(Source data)
__________________________________________________
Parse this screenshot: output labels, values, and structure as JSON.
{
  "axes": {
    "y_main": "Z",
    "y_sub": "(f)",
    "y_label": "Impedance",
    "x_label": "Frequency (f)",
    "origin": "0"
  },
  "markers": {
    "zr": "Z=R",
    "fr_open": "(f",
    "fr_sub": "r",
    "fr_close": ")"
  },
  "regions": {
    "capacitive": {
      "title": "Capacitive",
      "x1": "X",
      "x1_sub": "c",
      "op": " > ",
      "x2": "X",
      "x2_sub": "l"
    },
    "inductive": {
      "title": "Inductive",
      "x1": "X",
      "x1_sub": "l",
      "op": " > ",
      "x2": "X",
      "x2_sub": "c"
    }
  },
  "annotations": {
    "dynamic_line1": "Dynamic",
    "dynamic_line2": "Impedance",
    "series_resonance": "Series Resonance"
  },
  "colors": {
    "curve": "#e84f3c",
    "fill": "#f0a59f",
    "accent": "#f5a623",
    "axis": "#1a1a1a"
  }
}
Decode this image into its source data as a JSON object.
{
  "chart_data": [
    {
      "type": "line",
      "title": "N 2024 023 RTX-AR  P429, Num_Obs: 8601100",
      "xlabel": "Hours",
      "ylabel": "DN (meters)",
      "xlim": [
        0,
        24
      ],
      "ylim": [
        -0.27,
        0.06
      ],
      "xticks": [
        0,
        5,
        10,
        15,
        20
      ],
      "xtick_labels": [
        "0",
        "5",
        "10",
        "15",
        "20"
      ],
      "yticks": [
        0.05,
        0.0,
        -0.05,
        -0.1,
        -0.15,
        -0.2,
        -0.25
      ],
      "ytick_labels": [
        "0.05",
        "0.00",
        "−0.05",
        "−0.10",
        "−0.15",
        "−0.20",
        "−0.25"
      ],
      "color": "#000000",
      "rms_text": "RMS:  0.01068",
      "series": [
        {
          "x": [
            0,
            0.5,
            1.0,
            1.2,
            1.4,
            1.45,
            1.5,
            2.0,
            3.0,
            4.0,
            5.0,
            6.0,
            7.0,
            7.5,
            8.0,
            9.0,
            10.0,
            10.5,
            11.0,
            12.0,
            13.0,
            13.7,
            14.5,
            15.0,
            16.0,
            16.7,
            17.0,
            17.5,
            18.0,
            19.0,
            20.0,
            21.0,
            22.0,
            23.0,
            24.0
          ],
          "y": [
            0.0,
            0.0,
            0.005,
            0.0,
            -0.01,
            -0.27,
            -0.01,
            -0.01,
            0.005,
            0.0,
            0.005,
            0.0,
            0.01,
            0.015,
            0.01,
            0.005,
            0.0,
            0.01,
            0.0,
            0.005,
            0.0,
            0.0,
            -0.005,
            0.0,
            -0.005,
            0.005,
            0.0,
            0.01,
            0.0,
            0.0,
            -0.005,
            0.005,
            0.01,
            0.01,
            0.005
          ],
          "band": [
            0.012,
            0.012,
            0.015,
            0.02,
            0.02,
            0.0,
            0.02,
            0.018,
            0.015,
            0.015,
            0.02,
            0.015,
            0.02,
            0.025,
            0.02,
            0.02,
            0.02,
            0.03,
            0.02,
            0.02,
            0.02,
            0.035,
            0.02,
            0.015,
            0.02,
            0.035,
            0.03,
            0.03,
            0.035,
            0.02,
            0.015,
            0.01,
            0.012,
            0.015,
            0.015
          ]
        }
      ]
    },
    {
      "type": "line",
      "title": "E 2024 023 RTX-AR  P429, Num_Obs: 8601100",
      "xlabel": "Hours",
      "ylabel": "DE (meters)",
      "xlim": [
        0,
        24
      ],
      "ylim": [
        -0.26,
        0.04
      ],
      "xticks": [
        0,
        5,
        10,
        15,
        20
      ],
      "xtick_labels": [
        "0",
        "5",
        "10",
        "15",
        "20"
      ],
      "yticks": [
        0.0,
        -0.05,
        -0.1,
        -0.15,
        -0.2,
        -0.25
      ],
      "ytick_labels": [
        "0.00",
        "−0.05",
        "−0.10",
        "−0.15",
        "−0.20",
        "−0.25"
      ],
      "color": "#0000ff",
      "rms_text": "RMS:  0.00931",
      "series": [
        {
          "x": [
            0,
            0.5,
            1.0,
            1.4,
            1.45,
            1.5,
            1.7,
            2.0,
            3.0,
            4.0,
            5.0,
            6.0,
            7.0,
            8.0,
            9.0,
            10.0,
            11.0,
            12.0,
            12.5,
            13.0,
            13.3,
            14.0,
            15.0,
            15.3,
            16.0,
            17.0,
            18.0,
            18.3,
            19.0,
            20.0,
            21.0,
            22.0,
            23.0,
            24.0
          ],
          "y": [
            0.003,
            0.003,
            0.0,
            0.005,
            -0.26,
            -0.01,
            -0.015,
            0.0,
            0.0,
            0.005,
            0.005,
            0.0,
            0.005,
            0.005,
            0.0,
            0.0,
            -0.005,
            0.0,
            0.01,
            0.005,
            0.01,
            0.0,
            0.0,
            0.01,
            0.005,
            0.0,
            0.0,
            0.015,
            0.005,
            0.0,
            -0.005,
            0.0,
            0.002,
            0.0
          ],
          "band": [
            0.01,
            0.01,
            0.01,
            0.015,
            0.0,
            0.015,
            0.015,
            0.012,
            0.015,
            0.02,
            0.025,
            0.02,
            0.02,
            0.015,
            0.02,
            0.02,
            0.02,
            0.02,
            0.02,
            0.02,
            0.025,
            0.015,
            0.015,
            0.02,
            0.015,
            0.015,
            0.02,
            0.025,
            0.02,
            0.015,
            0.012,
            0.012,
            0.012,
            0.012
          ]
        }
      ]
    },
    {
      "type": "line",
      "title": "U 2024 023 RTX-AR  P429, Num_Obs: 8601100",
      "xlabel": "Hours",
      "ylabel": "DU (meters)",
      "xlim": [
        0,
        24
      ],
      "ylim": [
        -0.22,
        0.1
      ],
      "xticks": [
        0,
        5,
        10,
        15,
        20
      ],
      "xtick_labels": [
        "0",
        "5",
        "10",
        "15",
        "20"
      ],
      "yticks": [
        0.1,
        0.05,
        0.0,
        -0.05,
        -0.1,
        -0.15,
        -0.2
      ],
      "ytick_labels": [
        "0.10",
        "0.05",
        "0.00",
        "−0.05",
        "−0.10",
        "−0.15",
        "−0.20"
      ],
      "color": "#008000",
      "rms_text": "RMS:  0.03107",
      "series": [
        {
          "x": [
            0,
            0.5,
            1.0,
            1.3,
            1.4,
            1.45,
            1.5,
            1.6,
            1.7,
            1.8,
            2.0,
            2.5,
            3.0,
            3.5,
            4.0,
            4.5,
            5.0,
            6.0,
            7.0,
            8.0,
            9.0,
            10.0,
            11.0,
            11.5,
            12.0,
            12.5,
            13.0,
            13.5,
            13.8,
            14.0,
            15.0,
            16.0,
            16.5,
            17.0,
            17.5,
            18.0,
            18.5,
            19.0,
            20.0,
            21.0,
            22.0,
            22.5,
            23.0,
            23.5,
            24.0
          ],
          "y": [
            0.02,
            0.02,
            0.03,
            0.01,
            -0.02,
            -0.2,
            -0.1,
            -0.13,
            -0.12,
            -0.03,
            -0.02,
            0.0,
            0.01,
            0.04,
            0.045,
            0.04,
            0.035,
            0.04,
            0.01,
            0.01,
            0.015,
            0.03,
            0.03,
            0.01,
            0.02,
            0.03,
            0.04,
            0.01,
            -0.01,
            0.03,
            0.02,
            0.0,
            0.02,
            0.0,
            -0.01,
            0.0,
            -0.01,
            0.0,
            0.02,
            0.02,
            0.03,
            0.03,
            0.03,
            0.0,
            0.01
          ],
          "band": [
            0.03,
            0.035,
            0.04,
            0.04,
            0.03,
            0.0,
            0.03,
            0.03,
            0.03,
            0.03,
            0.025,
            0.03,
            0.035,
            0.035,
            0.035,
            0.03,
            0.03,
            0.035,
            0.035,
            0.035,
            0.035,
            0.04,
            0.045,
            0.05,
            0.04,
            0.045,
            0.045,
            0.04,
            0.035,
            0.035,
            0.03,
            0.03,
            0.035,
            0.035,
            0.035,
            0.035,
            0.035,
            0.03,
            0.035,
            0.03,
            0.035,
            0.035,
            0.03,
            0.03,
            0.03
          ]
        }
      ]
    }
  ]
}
__________________________________________________
» **AIM OF THE TASK**: Show every line above in which the word "title" occurs.

» **TASK RESPONSE**:
      "title": "Capacitive",
      "title": "Inductive",
      "title": "N 2024 023 RTX-AR  P429, Num_Obs: 8601100",
      "title": "E 2024 023 RTX-AR  P429, Num_Obs: 8601100",
      "title": "U 2024 023 RTX-AR  P429, Num_Obs: 8601100",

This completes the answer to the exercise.